►

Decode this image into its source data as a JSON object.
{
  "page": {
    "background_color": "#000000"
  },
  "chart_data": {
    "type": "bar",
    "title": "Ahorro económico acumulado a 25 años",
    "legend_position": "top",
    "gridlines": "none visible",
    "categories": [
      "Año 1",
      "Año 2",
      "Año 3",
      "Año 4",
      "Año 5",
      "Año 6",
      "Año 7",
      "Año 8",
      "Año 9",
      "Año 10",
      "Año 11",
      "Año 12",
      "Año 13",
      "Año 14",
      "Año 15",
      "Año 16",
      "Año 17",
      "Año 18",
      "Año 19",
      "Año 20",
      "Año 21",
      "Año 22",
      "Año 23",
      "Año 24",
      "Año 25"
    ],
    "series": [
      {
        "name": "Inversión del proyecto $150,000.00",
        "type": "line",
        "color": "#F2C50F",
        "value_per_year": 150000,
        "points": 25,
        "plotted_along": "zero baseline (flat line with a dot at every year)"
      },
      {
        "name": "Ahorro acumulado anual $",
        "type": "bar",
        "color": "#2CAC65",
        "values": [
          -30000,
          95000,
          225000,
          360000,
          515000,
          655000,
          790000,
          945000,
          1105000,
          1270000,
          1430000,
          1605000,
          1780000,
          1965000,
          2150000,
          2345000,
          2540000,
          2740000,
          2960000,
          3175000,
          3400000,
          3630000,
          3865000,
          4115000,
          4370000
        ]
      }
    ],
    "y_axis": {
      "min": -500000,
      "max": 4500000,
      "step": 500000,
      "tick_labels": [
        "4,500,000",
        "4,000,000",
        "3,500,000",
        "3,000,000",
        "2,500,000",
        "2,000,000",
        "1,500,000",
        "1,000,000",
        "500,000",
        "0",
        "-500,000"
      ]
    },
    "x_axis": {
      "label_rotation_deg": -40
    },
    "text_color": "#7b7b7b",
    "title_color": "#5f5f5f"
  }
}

◄

__Problem details__
Report only a number: how many lines in the material above contain the string "Ahorro".

__Expected answer__
2